Pictures stay out; everything else in the records below is copied exactly.

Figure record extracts
* Begin *
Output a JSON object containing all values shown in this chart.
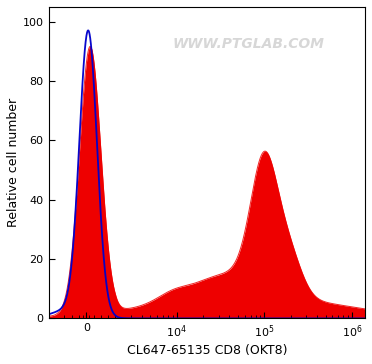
{
  "title": "",
  "xlabel": "CL647-65135 CD8 (OKT8)",
  "ylabel": "Relative cell number",
  "watermark": "WWW.PTGLAB.COM",
  "ylim": [
    0,
    105
  ],
  "yticks": [
    0,
    20,
    40,
    60,
    80,
    100
  ],
  "blue_color": "#0000cc",
  "red_color": "#ee0000",
  "bg_color": "#ffffff",
  "figsize": [
    3.72,
    3.64
  ],
  "dpi": 100,
  "linthresh": 2000,
  "linscale": 0.3
}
* End *
* [Response below]
Output a JSON object containing all values shown in this chart.
{
  "title": "",
  "xlabel": "CL647-65135 CD8 (OKT8)",
  "ylabel": "Relative cell number",
  "watermark": "WWW.PTGLAB.COM",
  "ylim": [
    0,
    105
  ],
  "yticks": [
    0,
    20,
    40,
    60,
    80,
    100
  ],
  "blue_color": "#0000cc",
  "red_color": "#ee0000",
  "bg_color": "#ffffff",
  "figsize": [
    3.72,
    3.64
  ],
  "dpi": 100,
  "linthresh": 2000,
  "linscale": 0.3
}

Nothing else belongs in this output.